Trascrivi senza modifiche il passo della recensione riportata più sotto, da "Ogni altra cosa" a "in Ghost Writer.".

» Estratto della pagina
- - -
Recensione dello spettacolo Shakespeare & Cervantes in Ghost Writer andato in scena il 21, 22 e 23 giugno 2019


“Io non sono uno di quei cattivi scrittori che dicono di scrivere solo per se stessi.
C’è una sola cosa che si scrive per se stesso, ed è la lista della spesa.
E quando hai comperato le cose che dovevi, puoi distruggerla.
Ogni altra cosa che scrivi, la scrivi per dire qualcosa a qualcuno.”
Umberto Eco


Per la prima volta la stagione romana del Silvano Toti Globe Theatre diretto da Gigi Proietti si apre con uno spettacolo inconsueto. Abituati a vedere in scena da più di quindici anni le opere del Bardo, questa volta a mettere in discussione la paternità dei capolavori attribuitigli ci pensa un testo scritto e diretto da Stefano Reali: Shakespeare & Cervantes in Ghost Writer.
- - -
» Dati forniti
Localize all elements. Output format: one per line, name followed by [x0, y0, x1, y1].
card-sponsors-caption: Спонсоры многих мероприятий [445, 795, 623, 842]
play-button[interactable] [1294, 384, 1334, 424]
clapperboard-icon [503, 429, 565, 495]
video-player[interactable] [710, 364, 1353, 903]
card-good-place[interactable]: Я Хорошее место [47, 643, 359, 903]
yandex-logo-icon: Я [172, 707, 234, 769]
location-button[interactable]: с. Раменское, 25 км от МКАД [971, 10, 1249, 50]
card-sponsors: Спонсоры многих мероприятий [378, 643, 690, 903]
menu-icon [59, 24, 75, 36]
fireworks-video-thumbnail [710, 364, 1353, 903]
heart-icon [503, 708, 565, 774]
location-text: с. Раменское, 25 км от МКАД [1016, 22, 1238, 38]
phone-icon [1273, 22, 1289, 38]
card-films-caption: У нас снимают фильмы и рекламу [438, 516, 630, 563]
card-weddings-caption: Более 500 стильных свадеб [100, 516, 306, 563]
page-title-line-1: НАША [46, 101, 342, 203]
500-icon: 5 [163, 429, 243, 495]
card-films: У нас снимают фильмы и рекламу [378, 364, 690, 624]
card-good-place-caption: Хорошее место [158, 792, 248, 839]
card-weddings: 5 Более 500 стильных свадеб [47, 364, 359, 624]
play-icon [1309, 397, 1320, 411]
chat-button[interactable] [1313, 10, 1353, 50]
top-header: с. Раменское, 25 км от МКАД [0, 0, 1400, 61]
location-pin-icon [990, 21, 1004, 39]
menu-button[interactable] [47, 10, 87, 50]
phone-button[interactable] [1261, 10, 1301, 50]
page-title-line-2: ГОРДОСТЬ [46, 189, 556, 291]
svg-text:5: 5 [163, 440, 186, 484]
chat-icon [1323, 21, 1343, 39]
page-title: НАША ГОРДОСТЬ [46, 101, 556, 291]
- - -
» Risposta al compito
Ogni altra cosa che scrivi, la scrivi per dire qualcosa a qualcuno.”
Umberto Eco


Per la prima volta la stagione romana del Silvano Toti Globe Theatre diretto da Gigi Proietti si apre con uno spettacolo inconsueto. Abituati a vedere in scena da più di quindici anni le opere del Bardo, questa volta a mettere in discussione la paternità dei capolavori attribuitigli ci pensa un testo scritto e diretto da Stefano Reali: Shakespeare & Cervantes in Ghost Writer.